(Working data):
## BEGIN

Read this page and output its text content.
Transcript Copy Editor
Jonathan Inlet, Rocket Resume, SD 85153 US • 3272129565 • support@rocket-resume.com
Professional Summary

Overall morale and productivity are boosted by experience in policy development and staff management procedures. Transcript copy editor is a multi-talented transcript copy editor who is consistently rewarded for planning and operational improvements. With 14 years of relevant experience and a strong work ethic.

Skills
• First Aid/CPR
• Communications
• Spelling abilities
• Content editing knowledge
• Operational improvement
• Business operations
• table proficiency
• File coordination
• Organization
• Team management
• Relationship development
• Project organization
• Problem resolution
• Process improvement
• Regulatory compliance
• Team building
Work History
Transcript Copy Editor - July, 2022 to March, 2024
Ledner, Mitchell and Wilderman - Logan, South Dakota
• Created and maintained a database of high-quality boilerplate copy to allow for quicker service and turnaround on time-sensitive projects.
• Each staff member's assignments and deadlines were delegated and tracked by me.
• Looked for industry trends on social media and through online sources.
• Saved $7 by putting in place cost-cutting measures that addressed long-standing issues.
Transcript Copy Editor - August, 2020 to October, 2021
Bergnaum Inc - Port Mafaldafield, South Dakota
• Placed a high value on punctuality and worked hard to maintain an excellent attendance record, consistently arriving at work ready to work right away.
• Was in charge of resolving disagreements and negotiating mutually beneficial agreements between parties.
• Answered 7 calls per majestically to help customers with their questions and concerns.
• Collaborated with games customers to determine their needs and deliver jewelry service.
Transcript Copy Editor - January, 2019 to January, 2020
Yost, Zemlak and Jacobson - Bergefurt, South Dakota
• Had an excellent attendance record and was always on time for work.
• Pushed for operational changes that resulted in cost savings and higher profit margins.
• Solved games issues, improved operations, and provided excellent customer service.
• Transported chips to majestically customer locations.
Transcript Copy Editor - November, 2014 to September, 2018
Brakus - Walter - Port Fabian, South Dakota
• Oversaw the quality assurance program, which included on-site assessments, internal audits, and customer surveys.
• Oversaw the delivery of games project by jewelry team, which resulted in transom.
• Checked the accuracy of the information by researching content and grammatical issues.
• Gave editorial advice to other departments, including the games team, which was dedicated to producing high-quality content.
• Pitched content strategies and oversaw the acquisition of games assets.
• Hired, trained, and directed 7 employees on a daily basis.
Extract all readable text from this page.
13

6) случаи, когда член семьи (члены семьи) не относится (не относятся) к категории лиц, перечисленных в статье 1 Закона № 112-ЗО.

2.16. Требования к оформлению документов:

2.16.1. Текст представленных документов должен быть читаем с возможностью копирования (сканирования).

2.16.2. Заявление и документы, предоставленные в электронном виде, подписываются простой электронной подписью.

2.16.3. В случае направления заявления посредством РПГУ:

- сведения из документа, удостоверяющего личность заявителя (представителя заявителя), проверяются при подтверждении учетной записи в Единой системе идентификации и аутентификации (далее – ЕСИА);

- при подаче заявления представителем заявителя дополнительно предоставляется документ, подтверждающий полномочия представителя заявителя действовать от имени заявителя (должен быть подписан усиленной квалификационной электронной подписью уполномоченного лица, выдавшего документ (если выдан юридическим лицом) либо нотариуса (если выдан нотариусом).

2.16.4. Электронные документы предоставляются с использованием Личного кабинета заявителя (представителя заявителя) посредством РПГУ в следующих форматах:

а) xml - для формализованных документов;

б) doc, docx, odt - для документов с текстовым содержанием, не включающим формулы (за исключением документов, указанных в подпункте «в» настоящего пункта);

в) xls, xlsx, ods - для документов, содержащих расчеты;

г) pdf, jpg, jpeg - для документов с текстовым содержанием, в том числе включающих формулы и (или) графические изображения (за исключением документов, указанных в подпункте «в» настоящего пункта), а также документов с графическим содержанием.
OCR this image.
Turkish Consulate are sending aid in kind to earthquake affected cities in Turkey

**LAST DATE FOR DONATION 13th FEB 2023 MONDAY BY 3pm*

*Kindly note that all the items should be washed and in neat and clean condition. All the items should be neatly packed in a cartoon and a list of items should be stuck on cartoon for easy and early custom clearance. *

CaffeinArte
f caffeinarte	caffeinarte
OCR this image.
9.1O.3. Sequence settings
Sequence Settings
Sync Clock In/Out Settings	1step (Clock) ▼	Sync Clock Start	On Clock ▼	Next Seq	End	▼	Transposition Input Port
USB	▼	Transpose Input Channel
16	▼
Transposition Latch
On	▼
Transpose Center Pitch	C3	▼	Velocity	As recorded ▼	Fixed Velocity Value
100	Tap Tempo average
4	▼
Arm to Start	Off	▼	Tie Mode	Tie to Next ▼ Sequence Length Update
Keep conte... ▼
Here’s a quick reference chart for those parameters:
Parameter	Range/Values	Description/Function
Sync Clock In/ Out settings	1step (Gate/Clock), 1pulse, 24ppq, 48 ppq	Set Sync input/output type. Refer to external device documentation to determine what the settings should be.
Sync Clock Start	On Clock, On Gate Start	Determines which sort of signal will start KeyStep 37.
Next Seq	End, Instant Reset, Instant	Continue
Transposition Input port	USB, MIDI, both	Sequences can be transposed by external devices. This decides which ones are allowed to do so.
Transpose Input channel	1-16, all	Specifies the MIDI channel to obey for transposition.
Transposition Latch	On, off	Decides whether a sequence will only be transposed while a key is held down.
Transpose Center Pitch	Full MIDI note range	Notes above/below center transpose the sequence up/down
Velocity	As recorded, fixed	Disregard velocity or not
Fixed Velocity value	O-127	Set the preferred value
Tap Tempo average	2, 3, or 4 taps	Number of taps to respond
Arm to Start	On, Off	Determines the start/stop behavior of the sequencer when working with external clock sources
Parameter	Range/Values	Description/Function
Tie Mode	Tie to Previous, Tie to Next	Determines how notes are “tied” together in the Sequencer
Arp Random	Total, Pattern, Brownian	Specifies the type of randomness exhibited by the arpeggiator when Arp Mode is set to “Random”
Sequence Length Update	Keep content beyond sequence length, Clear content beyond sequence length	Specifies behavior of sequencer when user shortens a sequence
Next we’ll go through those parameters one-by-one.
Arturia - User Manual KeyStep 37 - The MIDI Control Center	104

## END

(Task requirements): Quote the data above in full, changing nothing.

(Exercise result):
Read this page and output its text content.
Transcript Copy Editor
Jonathan Inlet, Rocket Resume, SD 85153 US • 3272129565 • support@rocket-resume.com
Professional Summary

Overall morale and productivity are boosted by experience in policy development and staff management procedures. Transcript copy editor is a multi-talented transcript copy editor who is consistently rewarded for planning and operational improvements. With 14 years of relevant experience and a strong work ethic.

Skills
• First Aid/CPR
• Communications
• Spelling abilities
• Content editing knowledge
• Operational improvement
• Business operations
• table proficiency
• File coordination
• Organization
• Team management
• Relationship development
• Project organization
• Problem resolution
• Process improvement
• Regulatory compliance
• Team building
Work History
Transcript Copy Editor - July, 2022 to March, 2024
Ledner, Mitchell and Wilderman - Logan, South Dakota
• Created and maintained a database of high-quality boilerplate copy to allow for quicker service and turnaround on time-sensitive projects.
• Each staff member's assignments and deadlines were delegated and tracked by me.
• Looked for industry trends on social media and through online sources.
• Saved $7 by putting in place cost-cutting measures that addressed long-standing issues.
Transcript Copy Editor - August, 2020 to October, 2021
Bergnaum Inc - Port Mafaldafield, South Dakota
• Placed a high value on punctuality and worked hard to maintain an excellent attendance record, consistently arriving at work ready to work right away.
• Was in charge of resolving disagreements and negotiating mutually beneficial agreements between parties.
• Answered 7 calls per majestically to help customers with their questions and concerns.
• Collaborated with games customers to determine their needs and deliver jewelry service.
Transcript Copy Editor - January, 2019 to January, 2020
Yost, Zemlak and Jacobson - Bergefurt, South Dakota
• Had an excellent attendance record and was always on time for work.
• Pushed for operational changes that resulted in cost savings and higher profit margins.
• Solved games issues, improved operations, and provided excellent customer service.
• Transported chips to majestically customer locations.
Transcript Copy Editor - November, 2014 to September, 2018
Brakus - Walter - Port Fabian, South Dakota
• Oversaw the quality assurance program, which included on-site assessments, internal audits, and customer surveys.
• Oversaw the delivery of games project by jewelry team, which resulted in transom.
• Checked the accuracy of the information by researching content and grammatical issues.
• Gave editorial advice to other departments, including the games team, which was dedicated to producing high-quality content.
• Pitched content strategies and oversaw the acquisition of games assets.
• Hired, trained, and directed 7 employees on a daily basis.
Extract all readable text from this page.
13

6) случаи, когда член семьи (члены семьи) не относится (не относятся) к категории лиц, перечисленных в статье 1 Закона № 112-ЗО.

2.16. Требования к оформлению документов:

2.16.1. Текст представленных документов должен быть читаем с возможностью копирования (сканирования).

2.16.2. Заявление и документы, предоставленные в электронном виде, подписываются простой электронной подписью.

2.16.3. В случае направления заявления посредством РПГУ:

- сведения из документа, удостоверяющего личность заявителя (представителя заявителя), проверяются при подтверждении учетной записи в Единой системе идентификации и аутентификации (далее – ЕСИА);

- при подаче заявления представителем заявителя дополнительно предоставляется документ, подтверждающий полномочия представителя заявителя действовать от имени заявителя (должен быть подписан усиленной квалификационной электронной подписью уполномоченного лица, выдавшего документ (если выдан юридическим лицом) либо нотариуса (если выдан нотариусом).

2.16.4. Электронные документы предоставляются с использованием Личного кабинета заявителя (представителя заявителя) посредством РПГУ в следующих форматах:

а) xml - для формализованных документов;

б) doc, docx, odt - для документов с текстовым содержанием, не включающим формулы (за исключением документов, указанных в подпункте «в» настоящего пункта);

в) xls, xlsx, ods - для документов, содержащих расчеты;

г) pdf, jpg, jpeg - для документов с текстовым содержанием, в том числе включающих формулы и (или) графические изображения (за исключением документов, указанных в подпункте «в» настоящего пункта), а также документов с графическим содержанием.
OCR this image.
Turkish Consulate are sending aid in kind to earthquake affected cities in Turkey

**LAST DATE FOR DONATION 13th FEB 2023 MONDAY BY 3pm*

*Kindly note that all the items should be washed and in neat and clean condition. All the items should be neatly packed in a cartoon and a list of items should be stuck on cartoon for easy and early custom clearance. *

CaffeinArte
f caffeinarte	caffeinarte
OCR this image.
9.1O.3. Sequence settings
Sequence Settings
Sync Clock In/Out Settings	1step (Clock) ▼	Sync Clock Start	On Clock ▼	Next Seq	End	▼	Transposition Input Port
USB	▼	Transpose Input Channel
16	▼
Transposition Latch
On	▼
Transpose Center Pitch	C3	▼	Velocity	As recorded ▼	Fixed Velocity Value
100	Tap Tempo average
4	▼
Arm to Start	Off	▼	Tie Mode	Tie to Next ▼ Sequence Length Update
Keep conte... ▼
Here’s a quick reference chart for those parameters:
Parameter	Range/Values	Description/Function
Sync Clock In/ Out settings	1step (Gate/Clock), 1pulse, 24ppq, 48 ppq	Set Sync input/output type. Refer to external device documentation to determine what the settings should be.
Sync Clock Start	On Clock, On Gate Start	Determines which sort of signal will start KeyStep 37.
Next Seq	End, Instant Reset, Instant	Continue
Transposition Input port	USB, MIDI, both	Sequences can be transposed by external devices. This decides which ones are allowed to do so.
Transpose Input channel	1-16, all	Specifies the MIDI channel to obey for transposition.
Transposition Latch	On, off	Decides whether a sequence will only be transposed while a key is held down.
Transpose Center Pitch	Full MIDI note range	Notes above/below center transpose the sequence up/down
Velocity	As recorded, fixed	Disregard velocity or not
Fixed Velocity value	O-127	Set the preferred value
Tap Tempo average	2, 3, or 4 taps	Number of taps to respond
Arm to Start	On, Off	Determines the start/stop behavior of the sequencer when working with external clock sources
Parameter	Range/Values	Description/Function
Tie Mode	Tie to Previous, Tie to Next	Determines how notes are “tied” together in the Sequencer
Arp Random	Total, Pattern, Brownian	Specifies the type of randomness exhibited by the arpeggiator when Arp Mode is set to “Random”
Sequence Length Update	Keep content beyond sequence length, Clear content beyond sequence length	Specifies behavior of sequencer when user shortens a sequence
Next we’ll go through those parameters one-by-one.
Arturia - User Manual KeyStep 37 - The MIDI Control Center	104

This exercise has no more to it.